Provided text:
On Saturday a silverback mountain gorilla charged at us in the wilderness. He was massive and angry. We had invaded his turf. Just another day in Africa.
We awoke at 4:30 AM Saturday morning and clamored about our room packing our day packs with bottled water and chocolate bars, attempting to shake off a few too many Nile Specials a la Friday night in the Nest (a cozy open-air, cushion-filled gathering space on the rooftop terrace of our hostel). Our friend Moses had somehow worked his local magic last week to secure permits for us to join a group of eight others on a gorilla tracking adventure in Bwindi Inpenetrable National Park. Very lucky for us, given that the others in our group had likely obtained their permits six months or more in advance, which is the norm. We don’t ask questions.
Moses had also offered to drive us the approximately two hours to Bwindi starting at 5 AM. He is really an amazingly helpful and nice guy and we are forever grateful for his generosity (hi Moses!). As a result of the aforementioned Friday evening beers we mostly slept while Moses drove, whistling along to Kenny Rogers and Dolly Parton on the tape deck (and we rely on each other… uh huh…) and when we weren’t sleeping we were feigning sleep to avoid glancing out the window to the cliffside abyss not two feet from our left tires. The roads in Uganda are mostly unpaved, often winding perilously along mountainsides with little to no barrier separating terrified tourist from certain death. Luckily Moses is a careful driver and we made it safe and sound to the Uganda Wildlife Authority base camp in the eastern part of Bwindi NP. Almost half of the approximately 700 critically endangered mountain gorillas left in the world call Uganda’s Bwindi National Park home.

Provided material:
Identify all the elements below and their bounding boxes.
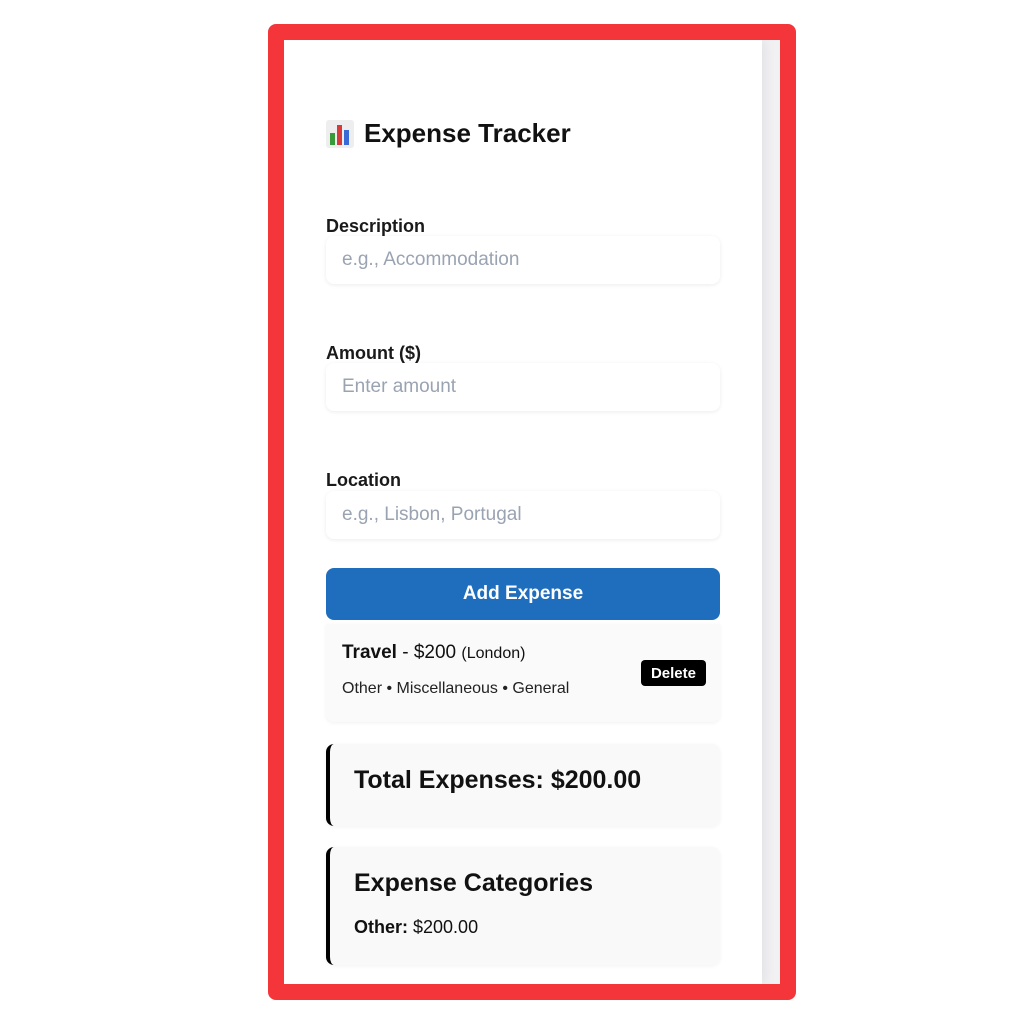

Brief: Reproduce, word for word, the stretch of the gorilla-tracking account from "On Saturday a" through "don’t ask questions.".

Exercise output:
On Saturday a silverback mountain gorilla charged at us in the wilderness. He was massive and angry. We had invaded his turf. Just another day in Africa.
We awoke at 4:30 AM Saturday morning and clamored about our room packing our day packs with bottled water and chocolate bars, attempting to shake off a few too many Nile Specials a la Friday night in the Nest (a cozy open-air, cushion-filled gathering space on the rooftop terrace of our hostel). Our friend Moses had somehow worked his local magic last week to secure permits for us to join a group of eight others on a gorilla tracking adventure in Bwindi Inpenetrable National Park. Very lucky for us, given that the others in our group had likely obtained their permits six months or more in advance, which is the norm. We don’t ask questions.